__TASK INSTRUCTIONS__:
Write out each line from the data below that includes the word "icon".

__SUPPLIED RECORDS__:
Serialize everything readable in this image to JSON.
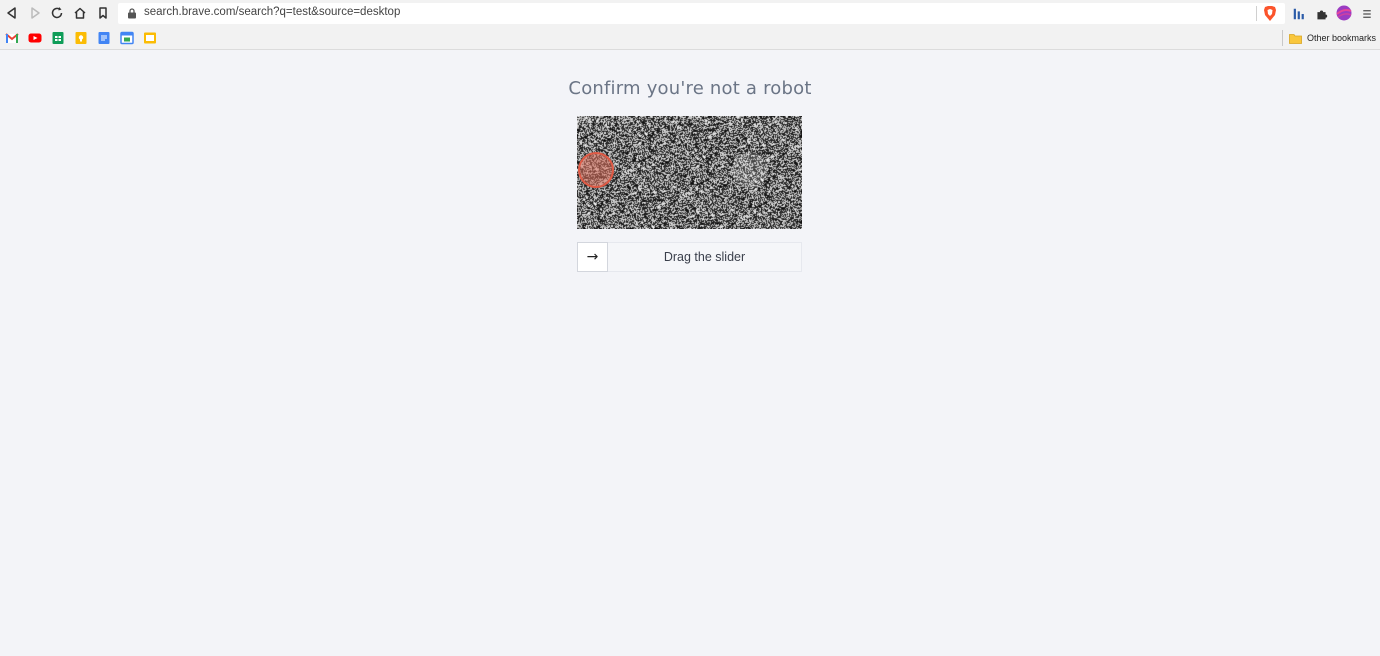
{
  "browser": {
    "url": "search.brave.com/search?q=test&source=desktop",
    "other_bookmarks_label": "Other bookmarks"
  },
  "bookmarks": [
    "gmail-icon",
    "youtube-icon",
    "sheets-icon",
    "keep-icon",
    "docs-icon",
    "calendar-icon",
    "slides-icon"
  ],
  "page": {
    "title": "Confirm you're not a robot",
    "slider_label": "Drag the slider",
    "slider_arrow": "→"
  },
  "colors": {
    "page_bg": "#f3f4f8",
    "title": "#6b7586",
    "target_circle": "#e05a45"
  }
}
---
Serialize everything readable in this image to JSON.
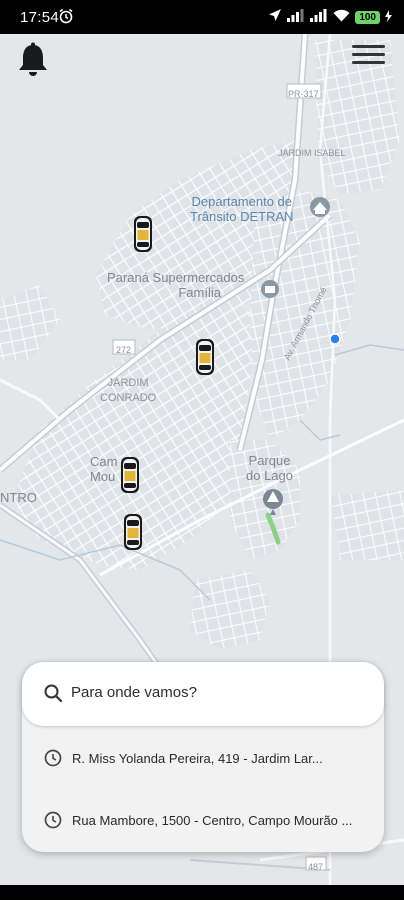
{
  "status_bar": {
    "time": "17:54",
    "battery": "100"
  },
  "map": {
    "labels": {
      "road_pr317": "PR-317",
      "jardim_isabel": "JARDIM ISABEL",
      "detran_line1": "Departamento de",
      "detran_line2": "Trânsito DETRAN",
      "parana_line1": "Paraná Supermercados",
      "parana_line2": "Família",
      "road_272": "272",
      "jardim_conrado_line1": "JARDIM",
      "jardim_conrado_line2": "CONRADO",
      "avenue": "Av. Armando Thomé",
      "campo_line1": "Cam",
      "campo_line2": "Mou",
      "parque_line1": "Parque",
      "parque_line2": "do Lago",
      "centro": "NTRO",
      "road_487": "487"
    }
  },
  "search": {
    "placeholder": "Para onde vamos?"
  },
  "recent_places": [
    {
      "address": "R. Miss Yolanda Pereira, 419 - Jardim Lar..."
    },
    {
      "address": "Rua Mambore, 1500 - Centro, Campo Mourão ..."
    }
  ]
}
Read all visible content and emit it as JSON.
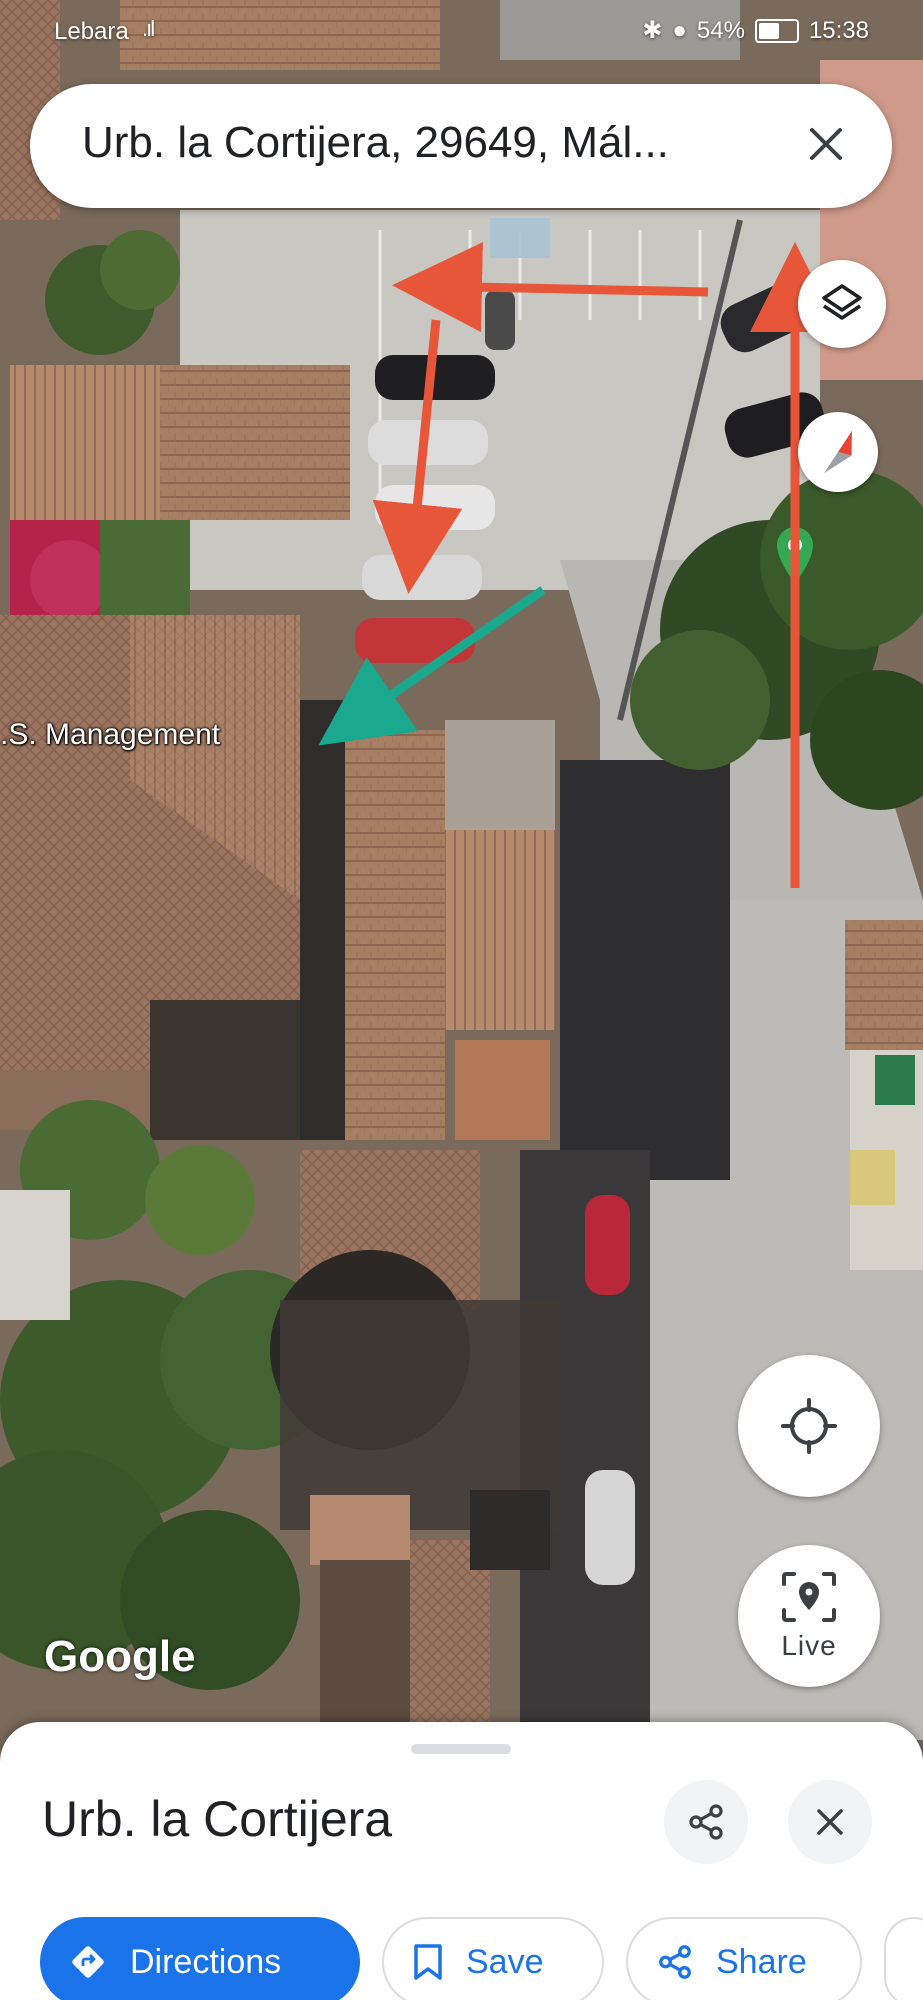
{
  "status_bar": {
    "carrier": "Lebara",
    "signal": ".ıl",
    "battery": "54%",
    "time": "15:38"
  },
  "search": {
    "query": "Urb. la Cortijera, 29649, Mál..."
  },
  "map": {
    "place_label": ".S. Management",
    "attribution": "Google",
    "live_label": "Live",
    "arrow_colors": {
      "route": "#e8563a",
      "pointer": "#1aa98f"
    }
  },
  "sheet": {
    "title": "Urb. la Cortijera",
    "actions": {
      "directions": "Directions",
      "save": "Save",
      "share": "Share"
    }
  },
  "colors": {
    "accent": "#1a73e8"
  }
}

__EXPECTED ANSWER__:
    "gmail-icon",
    "youtube-icon",
    "sheets-icon",
    "keep-icon",
    "docs-icon",
    "calendar-icon",
    "slides-icon"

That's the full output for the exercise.